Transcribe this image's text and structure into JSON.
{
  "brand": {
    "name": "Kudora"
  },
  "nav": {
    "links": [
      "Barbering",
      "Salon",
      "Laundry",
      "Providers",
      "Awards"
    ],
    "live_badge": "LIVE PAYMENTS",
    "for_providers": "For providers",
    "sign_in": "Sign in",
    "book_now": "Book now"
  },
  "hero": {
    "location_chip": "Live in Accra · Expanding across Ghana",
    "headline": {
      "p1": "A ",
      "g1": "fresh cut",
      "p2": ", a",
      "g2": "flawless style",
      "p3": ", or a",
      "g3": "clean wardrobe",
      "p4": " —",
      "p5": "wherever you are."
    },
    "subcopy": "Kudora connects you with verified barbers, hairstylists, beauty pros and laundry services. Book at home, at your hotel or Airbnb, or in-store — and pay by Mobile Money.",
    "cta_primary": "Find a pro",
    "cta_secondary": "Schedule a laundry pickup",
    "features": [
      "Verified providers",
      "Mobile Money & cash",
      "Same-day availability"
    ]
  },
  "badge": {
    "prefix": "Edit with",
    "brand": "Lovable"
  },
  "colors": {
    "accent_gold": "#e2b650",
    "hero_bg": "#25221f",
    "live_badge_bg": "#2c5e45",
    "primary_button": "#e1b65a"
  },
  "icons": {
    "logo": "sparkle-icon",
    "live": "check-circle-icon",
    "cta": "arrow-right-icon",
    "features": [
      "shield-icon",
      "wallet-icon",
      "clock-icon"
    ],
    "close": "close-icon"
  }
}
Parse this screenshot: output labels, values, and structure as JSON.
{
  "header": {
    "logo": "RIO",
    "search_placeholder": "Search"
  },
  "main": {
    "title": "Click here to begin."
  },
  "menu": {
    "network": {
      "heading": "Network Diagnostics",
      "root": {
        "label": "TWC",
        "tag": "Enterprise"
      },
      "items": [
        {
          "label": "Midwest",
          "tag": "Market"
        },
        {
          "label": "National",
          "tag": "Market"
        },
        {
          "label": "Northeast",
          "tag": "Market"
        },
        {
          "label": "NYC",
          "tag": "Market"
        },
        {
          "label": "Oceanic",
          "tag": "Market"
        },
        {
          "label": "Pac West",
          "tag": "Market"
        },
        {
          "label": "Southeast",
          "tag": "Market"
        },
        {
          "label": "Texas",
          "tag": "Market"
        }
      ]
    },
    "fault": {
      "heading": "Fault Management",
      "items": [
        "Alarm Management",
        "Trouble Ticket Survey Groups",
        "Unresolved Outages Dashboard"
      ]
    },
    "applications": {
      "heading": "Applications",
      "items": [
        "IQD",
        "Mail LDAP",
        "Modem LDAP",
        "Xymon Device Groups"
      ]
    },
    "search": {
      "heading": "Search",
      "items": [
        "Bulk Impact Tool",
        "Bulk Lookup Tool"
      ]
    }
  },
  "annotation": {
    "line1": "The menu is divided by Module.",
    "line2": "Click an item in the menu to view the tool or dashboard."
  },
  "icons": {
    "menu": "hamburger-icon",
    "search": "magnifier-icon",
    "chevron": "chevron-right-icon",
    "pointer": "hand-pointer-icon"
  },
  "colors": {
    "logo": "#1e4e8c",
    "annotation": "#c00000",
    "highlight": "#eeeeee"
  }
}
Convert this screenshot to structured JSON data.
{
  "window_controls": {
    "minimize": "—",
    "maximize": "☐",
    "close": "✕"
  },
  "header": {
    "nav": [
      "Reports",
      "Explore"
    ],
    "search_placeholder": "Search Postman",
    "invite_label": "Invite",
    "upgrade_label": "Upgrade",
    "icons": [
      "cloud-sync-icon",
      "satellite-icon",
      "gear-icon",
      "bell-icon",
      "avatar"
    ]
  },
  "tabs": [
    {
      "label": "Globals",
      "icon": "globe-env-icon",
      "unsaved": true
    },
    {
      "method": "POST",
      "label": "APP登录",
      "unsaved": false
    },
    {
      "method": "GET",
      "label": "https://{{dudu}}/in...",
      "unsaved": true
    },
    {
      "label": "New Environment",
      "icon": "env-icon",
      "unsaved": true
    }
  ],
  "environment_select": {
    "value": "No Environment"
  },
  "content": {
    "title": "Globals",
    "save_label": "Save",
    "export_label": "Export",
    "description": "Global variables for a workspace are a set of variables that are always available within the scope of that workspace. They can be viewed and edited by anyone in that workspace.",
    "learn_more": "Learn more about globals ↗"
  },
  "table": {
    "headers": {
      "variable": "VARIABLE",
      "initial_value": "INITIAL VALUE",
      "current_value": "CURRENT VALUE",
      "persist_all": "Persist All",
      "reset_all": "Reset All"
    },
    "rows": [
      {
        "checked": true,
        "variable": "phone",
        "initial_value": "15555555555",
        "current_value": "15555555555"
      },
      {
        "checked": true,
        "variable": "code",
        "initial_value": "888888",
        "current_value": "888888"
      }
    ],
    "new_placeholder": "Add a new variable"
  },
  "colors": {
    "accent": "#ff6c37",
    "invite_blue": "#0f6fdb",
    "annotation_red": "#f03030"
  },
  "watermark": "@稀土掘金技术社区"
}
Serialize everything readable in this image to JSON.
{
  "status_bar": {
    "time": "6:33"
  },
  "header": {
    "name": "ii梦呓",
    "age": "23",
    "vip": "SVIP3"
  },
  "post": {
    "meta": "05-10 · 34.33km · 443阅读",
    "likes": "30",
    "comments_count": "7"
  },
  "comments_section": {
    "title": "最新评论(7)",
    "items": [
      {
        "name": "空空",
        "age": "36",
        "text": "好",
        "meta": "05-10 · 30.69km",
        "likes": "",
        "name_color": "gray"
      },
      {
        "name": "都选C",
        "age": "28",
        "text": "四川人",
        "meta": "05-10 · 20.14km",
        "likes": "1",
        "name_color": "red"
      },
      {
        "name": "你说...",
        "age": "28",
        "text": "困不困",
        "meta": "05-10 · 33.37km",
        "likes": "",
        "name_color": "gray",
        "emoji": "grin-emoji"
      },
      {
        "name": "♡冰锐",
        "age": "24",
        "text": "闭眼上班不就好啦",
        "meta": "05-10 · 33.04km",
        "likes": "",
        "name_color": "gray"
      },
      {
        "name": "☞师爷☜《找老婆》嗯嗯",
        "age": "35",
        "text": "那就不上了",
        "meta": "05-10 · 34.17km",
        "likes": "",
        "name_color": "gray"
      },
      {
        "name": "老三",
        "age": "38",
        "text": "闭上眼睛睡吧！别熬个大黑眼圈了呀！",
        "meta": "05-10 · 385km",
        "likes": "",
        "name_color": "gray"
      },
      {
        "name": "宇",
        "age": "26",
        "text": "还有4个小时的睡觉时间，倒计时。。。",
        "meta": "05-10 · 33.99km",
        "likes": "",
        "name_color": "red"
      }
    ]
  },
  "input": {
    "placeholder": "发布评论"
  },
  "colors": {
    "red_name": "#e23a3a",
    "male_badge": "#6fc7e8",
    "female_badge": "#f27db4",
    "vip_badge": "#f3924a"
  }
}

------------------------------------------------

Instructions for the task
Give only the number of lines in the data that hold the word "meta".

Solution to the exercise
8